- _Collected data_

========================

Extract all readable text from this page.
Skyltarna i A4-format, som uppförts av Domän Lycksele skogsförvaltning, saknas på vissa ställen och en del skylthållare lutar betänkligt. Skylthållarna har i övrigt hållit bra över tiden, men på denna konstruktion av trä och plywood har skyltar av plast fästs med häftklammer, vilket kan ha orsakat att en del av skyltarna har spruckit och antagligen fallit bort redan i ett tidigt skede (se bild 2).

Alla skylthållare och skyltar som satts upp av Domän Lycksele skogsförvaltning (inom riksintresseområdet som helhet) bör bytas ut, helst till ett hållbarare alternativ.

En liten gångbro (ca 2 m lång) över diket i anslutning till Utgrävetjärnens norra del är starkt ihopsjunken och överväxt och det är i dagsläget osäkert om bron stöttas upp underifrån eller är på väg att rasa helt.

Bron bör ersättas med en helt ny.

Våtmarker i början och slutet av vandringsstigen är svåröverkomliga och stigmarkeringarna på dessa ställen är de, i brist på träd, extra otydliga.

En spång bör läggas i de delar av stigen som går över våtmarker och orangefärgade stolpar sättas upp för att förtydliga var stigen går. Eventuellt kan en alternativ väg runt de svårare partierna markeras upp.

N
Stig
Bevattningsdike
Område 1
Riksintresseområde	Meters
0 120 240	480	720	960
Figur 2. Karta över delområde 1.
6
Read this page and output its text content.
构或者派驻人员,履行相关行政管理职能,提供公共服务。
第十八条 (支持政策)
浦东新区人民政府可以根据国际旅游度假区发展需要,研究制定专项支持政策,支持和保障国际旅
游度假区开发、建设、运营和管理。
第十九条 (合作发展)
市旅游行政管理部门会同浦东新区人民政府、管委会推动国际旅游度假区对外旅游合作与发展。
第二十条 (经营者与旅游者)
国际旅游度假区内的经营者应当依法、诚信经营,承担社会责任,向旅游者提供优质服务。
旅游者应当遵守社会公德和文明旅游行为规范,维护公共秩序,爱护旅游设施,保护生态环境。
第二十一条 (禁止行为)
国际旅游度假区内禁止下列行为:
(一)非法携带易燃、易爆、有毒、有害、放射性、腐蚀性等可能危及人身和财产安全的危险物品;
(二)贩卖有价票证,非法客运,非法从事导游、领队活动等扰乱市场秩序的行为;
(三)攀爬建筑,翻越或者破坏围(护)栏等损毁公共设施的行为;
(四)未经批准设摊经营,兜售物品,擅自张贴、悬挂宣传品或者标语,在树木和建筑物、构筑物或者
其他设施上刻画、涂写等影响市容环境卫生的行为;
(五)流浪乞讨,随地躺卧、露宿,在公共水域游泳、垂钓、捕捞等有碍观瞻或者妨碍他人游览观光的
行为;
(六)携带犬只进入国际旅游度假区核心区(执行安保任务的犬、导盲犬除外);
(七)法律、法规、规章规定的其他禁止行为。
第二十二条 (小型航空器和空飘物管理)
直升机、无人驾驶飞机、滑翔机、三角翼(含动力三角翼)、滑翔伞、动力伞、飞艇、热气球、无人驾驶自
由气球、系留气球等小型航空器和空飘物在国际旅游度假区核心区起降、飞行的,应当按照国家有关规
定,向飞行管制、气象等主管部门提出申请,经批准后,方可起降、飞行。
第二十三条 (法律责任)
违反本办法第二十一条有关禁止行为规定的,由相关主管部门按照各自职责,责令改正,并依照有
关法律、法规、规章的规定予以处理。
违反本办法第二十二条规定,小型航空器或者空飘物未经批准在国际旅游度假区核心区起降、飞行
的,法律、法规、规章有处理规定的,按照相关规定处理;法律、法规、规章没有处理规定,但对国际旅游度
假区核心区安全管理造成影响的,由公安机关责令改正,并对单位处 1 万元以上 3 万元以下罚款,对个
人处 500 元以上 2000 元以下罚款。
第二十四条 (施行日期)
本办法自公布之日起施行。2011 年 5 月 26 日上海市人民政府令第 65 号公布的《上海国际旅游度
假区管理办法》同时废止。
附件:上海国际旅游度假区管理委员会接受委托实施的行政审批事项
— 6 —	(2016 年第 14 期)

========================

- _TASK DETAILS_
Reproduce every line of the material above exactly.

- _OUTPUT OF THE EXERCISE_
Extract all readable text from this page.
Skyltarna i A4-format, som uppförts av Domän Lycksele skogsförvaltning, saknas på vissa ställen och en del skylthållare lutar betänkligt. Skylthållarna har i övrigt hållit bra över tiden, men på denna konstruktion av trä och plywood har skyltar av plast fästs med häftklammer, vilket kan ha orsakat att en del av skyltarna har spruckit och antagligen fallit bort redan i ett tidigt skede (se bild 2).

Alla skylthållare och skyltar som satts upp av Domän Lycksele skogsförvaltning (inom riksintresseområdet som helhet) bör bytas ut, helst till ett hållbarare alternativ.

En liten gångbro (ca 2 m lång) över diket i anslutning till Utgrävetjärnens norra del är starkt ihopsjunken och överväxt och det är i dagsläget osäkert om bron stöttas upp underifrån eller är på väg att rasa helt.

Bron bör ersättas med en helt ny.

Våtmarker i början och slutet av vandringsstigen är svåröverkomliga och stigmarkeringarna på dessa ställen är de, i brist på träd, extra otydliga.

En spång bör läggas i de delar av stigen som går över våtmarker och orangefärgade stolpar sättas upp för att förtydliga var stigen går. Eventuellt kan en alternativ väg runt de svårare partierna markeras upp.

N
Stig
Bevattningsdike
Område 1
Riksintresseområde	Meters
0 120 240	480	720	960
Figur 2. Karta över delområde 1.
6
Read this page and output its text content.
构或者派驻人员,履行相关行政管理职能,提供公共服务。
第十八条 (支持政策)
浦东新区人民政府可以根据国际旅游度假区发展需要,研究制定专项支持政策,支持和保障国际旅
游度假区开发、建设、运营和管理。
第十九条 (合作发展)
市旅游行政管理部门会同浦东新区人民政府、管委会推动国际旅游度假区对外旅游合作与发展。
第二十条 (经营者与旅游者)
国际旅游度假区内的经营者应当依法、诚信经营,承担社会责任,向旅游者提供优质服务。
旅游者应当遵守社会公德和文明旅游行为规范,维护公共秩序,爱护旅游设施,保护生态环境。
第二十一条 (禁止行为)
国际旅游度假区内禁止下列行为:
(一)非法携带易燃、易爆、有毒、有害、放射性、腐蚀性等可能危及人身和财产安全的危险物品;
(二)贩卖有价票证,非法客运,非法从事导游、领队活动等扰乱市场秩序的行为;
(三)攀爬建筑,翻越或者破坏围(护)栏等损毁公共设施的行为;
(四)未经批准设摊经营,兜售物品,擅自张贴、悬挂宣传品或者标语,在树木和建筑物、构筑物或者
其他设施上刻画、涂写等影响市容环境卫生的行为;
(五)流浪乞讨,随地躺卧、露宿,在公共水域游泳、垂钓、捕捞等有碍观瞻或者妨碍他人游览观光的
行为;
(六)携带犬只进入国际旅游度假区核心区(执行安保任务的犬、导盲犬除外);
(七)法律、法规、规章规定的其他禁止行为。
第二十二条 (小型航空器和空飘物管理)
直升机、无人驾驶飞机、滑翔机、三角翼(含动力三角翼)、滑翔伞、动力伞、飞艇、热气球、无人驾驶自
由气球、系留气球等小型航空器和空飘物在国际旅游度假区核心区起降、飞行的,应当按照国家有关规
定,向飞行管制、气象等主管部门提出申请,经批准后,方可起降、飞行。
第二十三条 (法律责任)
违反本办法第二十一条有关禁止行为规定的,由相关主管部门按照各自职责,责令改正,并依照有
关法律、法规、规章的规定予以处理。
违反本办法第二十二条规定,小型航空器或者空飘物未经批准在国际旅游度假区核心区起降、飞行
的,法律、法规、规章有处理规定的,按照相关规定处理;法律、法规、规章没有处理规定,但对国际旅游度
假区核心区安全管理造成影响的,由公安机关责令改正,并对单位处 1 万元以上 3 万元以下罚款,对个
人处 500 元以上 2000 元以下罚款。
第二十四条 (施行日期)
本办法自公布之日起施行。2011 年 5 月 26 日上海市人民政府令第 65 号公布的《上海国际旅游度
假区管理办法》同时废止。
附件:上海国际旅游度假区管理委员会接受委托实施的行政审批事项
— 6 —	(2016 年第 14 期)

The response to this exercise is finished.